▸ Written task
Locate every line in the records below that holds the word "name" and return each one.

··· Data listing ···

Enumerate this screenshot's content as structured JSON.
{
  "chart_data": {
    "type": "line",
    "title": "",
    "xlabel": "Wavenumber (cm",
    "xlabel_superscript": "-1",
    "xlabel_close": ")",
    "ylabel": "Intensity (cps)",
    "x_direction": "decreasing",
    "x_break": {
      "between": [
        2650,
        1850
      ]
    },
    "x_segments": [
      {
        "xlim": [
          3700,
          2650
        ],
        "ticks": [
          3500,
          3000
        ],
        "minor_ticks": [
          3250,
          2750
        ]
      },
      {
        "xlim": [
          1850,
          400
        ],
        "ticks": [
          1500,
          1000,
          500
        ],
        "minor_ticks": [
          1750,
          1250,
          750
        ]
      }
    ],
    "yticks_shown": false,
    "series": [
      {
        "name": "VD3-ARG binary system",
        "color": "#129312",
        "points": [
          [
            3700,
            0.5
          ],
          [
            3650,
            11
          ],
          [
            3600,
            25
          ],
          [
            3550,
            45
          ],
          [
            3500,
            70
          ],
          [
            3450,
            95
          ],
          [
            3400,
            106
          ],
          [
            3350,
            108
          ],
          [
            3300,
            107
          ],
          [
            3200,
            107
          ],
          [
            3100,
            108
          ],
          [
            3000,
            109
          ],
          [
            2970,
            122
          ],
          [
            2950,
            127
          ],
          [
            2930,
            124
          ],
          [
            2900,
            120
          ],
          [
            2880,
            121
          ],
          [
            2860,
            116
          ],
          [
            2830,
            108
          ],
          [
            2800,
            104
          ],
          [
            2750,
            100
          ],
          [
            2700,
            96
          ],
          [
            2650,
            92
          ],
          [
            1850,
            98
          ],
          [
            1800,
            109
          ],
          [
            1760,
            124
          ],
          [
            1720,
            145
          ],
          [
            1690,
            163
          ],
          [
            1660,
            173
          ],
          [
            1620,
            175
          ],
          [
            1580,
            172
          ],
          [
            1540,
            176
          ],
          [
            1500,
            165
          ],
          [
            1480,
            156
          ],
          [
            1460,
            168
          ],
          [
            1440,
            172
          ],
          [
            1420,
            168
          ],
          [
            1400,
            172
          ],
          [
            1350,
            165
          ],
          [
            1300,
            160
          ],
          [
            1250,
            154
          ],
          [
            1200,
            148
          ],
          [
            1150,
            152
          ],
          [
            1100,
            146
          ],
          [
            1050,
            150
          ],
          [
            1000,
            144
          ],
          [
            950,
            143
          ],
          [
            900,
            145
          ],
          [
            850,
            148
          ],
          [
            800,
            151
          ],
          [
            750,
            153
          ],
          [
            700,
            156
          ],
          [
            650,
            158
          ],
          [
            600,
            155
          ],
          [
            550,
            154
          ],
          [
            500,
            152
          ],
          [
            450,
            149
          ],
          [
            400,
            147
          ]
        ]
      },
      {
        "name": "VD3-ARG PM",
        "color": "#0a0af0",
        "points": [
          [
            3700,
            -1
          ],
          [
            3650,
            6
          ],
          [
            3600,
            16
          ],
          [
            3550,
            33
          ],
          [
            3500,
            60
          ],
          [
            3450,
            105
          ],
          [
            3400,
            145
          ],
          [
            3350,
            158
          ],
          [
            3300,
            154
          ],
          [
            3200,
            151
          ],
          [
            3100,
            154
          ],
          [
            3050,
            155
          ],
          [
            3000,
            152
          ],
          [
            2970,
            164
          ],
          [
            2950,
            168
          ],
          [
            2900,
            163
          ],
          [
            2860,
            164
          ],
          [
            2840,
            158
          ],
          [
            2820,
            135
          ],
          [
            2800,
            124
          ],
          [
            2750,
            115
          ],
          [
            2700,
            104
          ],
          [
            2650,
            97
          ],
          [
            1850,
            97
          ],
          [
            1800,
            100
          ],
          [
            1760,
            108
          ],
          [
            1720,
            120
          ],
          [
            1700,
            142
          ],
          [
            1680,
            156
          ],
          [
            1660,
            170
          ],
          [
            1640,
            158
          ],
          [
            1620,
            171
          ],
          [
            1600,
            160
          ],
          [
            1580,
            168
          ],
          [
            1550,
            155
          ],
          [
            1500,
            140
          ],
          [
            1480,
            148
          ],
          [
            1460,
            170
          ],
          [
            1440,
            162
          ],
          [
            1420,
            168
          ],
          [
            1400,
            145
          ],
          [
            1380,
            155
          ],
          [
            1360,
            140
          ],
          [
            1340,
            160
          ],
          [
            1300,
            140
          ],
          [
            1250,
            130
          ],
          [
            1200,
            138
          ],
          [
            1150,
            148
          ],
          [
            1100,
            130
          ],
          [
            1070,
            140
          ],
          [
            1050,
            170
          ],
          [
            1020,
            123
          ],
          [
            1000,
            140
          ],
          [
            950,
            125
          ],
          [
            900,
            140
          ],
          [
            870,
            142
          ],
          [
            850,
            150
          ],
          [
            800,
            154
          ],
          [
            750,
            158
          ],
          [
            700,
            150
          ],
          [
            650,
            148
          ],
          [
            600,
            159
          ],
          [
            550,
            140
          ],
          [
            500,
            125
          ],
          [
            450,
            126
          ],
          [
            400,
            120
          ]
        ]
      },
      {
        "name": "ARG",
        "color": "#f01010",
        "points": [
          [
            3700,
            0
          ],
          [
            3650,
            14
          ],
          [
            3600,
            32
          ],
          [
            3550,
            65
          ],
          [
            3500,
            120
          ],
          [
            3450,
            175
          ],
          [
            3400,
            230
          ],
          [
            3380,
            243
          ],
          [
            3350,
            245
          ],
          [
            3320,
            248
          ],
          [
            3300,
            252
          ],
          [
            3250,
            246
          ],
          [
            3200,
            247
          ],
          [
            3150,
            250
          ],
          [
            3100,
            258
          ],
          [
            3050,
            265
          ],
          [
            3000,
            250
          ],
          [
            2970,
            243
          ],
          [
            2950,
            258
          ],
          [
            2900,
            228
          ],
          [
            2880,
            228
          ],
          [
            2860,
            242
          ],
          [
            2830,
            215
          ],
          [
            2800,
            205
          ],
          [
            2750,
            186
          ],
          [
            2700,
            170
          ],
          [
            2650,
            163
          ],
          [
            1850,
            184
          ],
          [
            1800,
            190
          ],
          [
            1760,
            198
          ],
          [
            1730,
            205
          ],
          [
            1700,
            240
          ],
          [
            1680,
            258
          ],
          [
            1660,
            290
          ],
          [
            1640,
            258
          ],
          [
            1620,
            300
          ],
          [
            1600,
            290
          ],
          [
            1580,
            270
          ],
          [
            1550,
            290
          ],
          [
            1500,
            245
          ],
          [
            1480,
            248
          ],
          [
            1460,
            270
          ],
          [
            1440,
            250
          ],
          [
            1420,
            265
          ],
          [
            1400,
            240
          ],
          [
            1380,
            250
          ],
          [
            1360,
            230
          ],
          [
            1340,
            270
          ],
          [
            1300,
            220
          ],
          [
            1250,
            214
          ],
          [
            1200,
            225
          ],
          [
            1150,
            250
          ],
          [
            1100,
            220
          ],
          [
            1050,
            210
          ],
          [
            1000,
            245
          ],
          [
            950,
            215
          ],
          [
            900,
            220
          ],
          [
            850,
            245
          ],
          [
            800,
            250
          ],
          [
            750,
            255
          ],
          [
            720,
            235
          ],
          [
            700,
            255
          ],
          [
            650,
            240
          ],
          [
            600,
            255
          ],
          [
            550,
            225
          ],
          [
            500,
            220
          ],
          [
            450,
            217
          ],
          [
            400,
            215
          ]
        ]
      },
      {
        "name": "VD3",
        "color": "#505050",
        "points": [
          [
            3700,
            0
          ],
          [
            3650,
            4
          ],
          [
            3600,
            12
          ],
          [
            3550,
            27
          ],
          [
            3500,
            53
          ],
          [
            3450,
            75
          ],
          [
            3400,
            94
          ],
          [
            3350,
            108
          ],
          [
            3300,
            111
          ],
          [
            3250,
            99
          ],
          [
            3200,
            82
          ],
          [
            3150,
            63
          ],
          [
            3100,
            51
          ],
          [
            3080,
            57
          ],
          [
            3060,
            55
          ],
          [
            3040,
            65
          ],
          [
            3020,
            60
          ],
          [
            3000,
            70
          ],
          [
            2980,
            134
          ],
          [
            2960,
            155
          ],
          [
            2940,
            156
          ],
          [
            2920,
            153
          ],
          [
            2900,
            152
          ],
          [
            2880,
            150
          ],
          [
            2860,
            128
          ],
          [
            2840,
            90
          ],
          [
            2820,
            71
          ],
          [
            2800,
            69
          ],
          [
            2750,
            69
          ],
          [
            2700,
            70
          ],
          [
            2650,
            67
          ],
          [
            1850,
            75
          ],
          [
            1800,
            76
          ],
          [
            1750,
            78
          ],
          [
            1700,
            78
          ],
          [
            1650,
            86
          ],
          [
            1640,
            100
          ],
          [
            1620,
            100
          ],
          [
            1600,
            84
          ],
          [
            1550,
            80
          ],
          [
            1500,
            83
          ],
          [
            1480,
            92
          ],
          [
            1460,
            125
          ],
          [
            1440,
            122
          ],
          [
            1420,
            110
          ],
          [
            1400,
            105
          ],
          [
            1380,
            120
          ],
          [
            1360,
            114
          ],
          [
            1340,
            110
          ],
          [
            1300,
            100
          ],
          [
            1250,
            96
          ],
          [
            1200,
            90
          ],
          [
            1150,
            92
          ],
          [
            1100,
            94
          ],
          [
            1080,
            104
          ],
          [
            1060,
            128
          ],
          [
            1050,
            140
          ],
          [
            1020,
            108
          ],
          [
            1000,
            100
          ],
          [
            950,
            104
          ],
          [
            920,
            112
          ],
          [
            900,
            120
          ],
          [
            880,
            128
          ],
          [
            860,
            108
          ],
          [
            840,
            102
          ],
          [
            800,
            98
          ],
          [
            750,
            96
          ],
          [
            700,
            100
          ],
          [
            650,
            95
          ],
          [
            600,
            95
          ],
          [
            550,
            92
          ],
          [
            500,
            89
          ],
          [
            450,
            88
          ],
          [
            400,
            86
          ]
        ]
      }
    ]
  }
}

···

▸ Result of the exercise
        "name": "VD3-ARG binary system",
        "name": "VD3-ARG PM",
        "name": "ARG",
        "name": "VD3",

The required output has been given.